> **SOURCE RECORDS**
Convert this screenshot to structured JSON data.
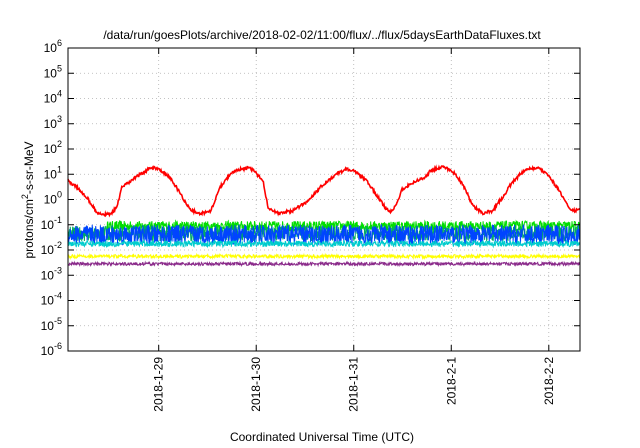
{
  "chart_data": {
    "type": "line",
    "title": "/data/run/goesPlots/archive/2018-02-02/11:00/flux/../flux/5daysEarthDataFluxes.txt",
    "xlabel": "Coordinated Universal Time (UTC)",
    "ylabel_parts": [
      "protons/cm",
      "2",
      "-s-sr-MeV"
    ],
    "yscale": "log",
    "ylim": [
      1e-06,
      1000000.0
    ],
    "ytick_exponents": [
      -6,
      -5,
      -4,
      -3,
      -2,
      -1,
      0,
      1,
      2,
      3,
      4,
      5,
      6
    ],
    "xlim_days": [
      0,
      5.25
    ],
    "xticks": [
      {
        "label": "2018-1-29",
        "day": 0.93
      },
      {
        "label": "2018-1-30",
        "day": 1.93
      },
      {
        "label": "2018-1-31",
        "day": 2.93
      },
      {
        "label": "2018-2-1",
        "day": 3.93
      },
      {
        "label": "2018-2-2",
        "day": 4.93
      }
    ],
    "grid": true,
    "series": [
      {
        "color": "#ff0000",
        "values_day_log10": [
          [
            0.0,
            0.75
          ],
          [
            0.1,
            0.45
          ],
          [
            0.2,
            0.05
          ],
          [
            0.3,
            -0.55
          ],
          [
            0.38,
            -0.6
          ],
          [
            0.45,
            -0.55
          ],
          [
            0.5,
            -0.3
          ],
          [
            0.55,
            0.45
          ],
          [
            0.7,
            0.9
          ],
          [
            0.85,
            1.25
          ],
          [
            0.92,
            1.25
          ],
          [
            1.05,
            0.85
          ],
          [
            1.15,
            0.25
          ],
          [
            1.25,
            -0.4
          ],
          [
            1.35,
            -0.55
          ],
          [
            1.45,
            -0.5
          ],
          [
            1.5,
            -0.15
          ],
          [
            1.55,
            0.45
          ],
          [
            1.65,
            0.95
          ],
          [
            1.75,
            1.2
          ],
          [
            1.85,
            1.25
          ],
          [
            1.9,
            1.15
          ],
          [
            2.0,
            0.75
          ],
          [
            2.05,
            -0.3
          ],
          [
            2.15,
            -0.55
          ],
          [
            2.3,
            -0.45
          ],
          [
            2.45,
            -0.1
          ],
          [
            2.6,
            0.55
          ],
          [
            2.75,
            1.0
          ],
          [
            2.85,
            1.2
          ],
          [
            2.92,
            1.15
          ],
          [
            3.05,
            0.8
          ],
          [
            3.15,
            0.25
          ],
          [
            3.25,
            -0.3
          ],
          [
            3.32,
            -0.5
          ],
          [
            3.38,
            -0.1
          ],
          [
            3.42,
            0.4
          ],
          [
            3.55,
            0.7
          ],
          [
            3.65,
            0.85
          ],
          [
            3.72,
            1.15
          ],
          [
            3.85,
            1.3
          ],
          [
            3.95,
            1.1
          ],
          [
            4.05,
            0.6
          ],
          [
            4.15,
            -0.25
          ],
          [
            4.25,
            -0.55
          ],
          [
            4.35,
            -0.45
          ],
          [
            4.45,
            0.05
          ],
          [
            4.55,
            0.65
          ],
          [
            4.65,
            1.05
          ],
          [
            4.75,
            1.25
          ],
          [
            4.85,
            1.2
          ],
          [
            4.95,
            0.85
          ],
          [
            5.05,
            0.25
          ],
          [
            5.15,
            -0.4
          ],
          [
            5.2,
            -0.45
          ],
          [
            5.25,
            -0.35
          ]
        ]
      },
      {
        "color": "#00dd00",
        "base_log10": -1.05,
        "amp": 0.2,
        "start_day": 0.4
      },
      {
        "color": "#00aa66",
        "base_log10": -1.35,
        "amp": 0.3,
        "start_day": 0.0
      },
      {
        "color": "#0044ff",
        "base_log10": -1.4,
        "amp": 0.4,
        "start_day": 0.0
      },
      {
        "color": "#00cccc",
        "base_log10": -1.75,
        "amp": 0.12,
        "start_day": 0.0
      },
      {
        "color": "#ffff00",
        "base_log10": -2.25,
        "amp": 0.07,
        "start_day": 0.0
      },
      {
        "color": "#8a2a8a",
        "base_log10": -2.55,
        "amp": 0.06,
        "start_day": 0.0
      }
    ]
  }
}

> **SET PROBLEM**
Of the lines above, how many include the word "color"? Reply with the number only.

> **RESPONSE**
7